(Stored items)

-=-=-=-=-

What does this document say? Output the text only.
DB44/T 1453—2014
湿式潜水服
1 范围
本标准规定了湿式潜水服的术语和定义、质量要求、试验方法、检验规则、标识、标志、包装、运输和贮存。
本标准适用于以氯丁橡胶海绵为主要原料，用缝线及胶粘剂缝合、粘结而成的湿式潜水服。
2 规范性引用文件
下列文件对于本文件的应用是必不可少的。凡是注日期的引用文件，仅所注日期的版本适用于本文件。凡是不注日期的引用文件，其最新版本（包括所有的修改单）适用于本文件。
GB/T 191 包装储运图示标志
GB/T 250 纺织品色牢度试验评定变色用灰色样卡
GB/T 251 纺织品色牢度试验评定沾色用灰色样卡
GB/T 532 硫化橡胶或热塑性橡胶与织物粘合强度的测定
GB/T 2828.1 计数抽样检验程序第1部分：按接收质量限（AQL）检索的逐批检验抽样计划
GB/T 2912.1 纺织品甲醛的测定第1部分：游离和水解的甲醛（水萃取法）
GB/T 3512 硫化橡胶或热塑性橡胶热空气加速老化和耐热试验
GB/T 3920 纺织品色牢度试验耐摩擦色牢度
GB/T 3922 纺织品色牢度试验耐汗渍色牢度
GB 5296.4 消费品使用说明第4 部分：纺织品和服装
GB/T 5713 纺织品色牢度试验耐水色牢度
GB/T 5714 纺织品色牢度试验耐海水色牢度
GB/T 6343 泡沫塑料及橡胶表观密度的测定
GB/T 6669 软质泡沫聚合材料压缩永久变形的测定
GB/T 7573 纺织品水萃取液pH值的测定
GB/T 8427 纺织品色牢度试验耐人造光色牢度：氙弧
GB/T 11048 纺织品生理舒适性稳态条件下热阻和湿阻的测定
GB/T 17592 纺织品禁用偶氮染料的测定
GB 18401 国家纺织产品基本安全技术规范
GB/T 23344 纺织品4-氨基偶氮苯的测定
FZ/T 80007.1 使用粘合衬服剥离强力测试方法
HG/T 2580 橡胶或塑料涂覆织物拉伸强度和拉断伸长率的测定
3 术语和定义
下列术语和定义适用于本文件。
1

-=-=-=-=-

-- Task objective --
Write out every line from the records above, word for word.

-- Task output --
What does this document say? Output the text only.
DB44/T 1453—2014
湿式潜水服
1 范围
本标准规定了湿式潜水服的术语和定义、质量要求、试验方法、检验规则、标识、标志、包装、运输和贮存。
本标准适用于以氯丁橡胶海绵为主要原料，用缝线及胶粘剂缝合、粘结而成的湿式潜水服。
2 规范性引用文件
下列文件对于本文件的应用是必不可少的。凡是注日期的引用文件，仅所注日期的版本适用于本文件。凡是不注日期的引用文件，其最新版本（包括所有的修改单）适用于本文件。
GB/T 191 包装储运图示标志
GB/T 250 纺织品色牢度试验评定变色用灰色样卡
GB/T 251 纺织品色牢度试验评定沾色用灰色样卡
GB/T 532 硫化橡胶或热塑性橡胶与织物粘合强度的测定
GB/T 2828.1 计数抽样检验程序第1部分：按接收质量限（AQL）检索的逐批检验抽样计划
GB/T 2912.1 纺织品甲醛的测定第1部分：游离和水解的甲醛（水萃取法）
GB/T 3512 硫化橡胶或热塑性橡胶热空气加速老化和耐热试验
GB/T 3920 纺织品色牢度试验耐摩擦色牢度
GB/T 3922 纺织品色牢度试验耐汗渍色牢度
GB 5296.4 消费品使用说明第4 部分：纺织品和服装
GB/T 5713 纺织品色牢度试验耐水色牢度
GB/T 5714 纺织品色牢度试验耐海水色牢度
GB/T 6343 泡沫塑料及橡胶表观密度的测定
GB/T 6669 软质泡沫聚合材料压缩永久变形的测定
GB/T 7573 纺织品水萃取液pH值的测定
GB/T 8427 纺织品色牢度试验耐人造光色牢度：氙弧
GB/T 11048 纺织品生理舒适性稳态条件下热阻和湿阻的测定
GB/T 17592 纺织品禁用偶氮染料的测定
GB 18401 国家纺织产品基本安全技术规范
GB/T 23344 纺织品4-氨基偶氮苯的测定
FZ/T 80007.1 使用粘合衬服剥离强力测试方法
HG/T 2580 橡胶或塑料涂覆织物拉伸强度和拉断伸长率的测定
3 术语和定义
下列术语和定义适用于本文件。
1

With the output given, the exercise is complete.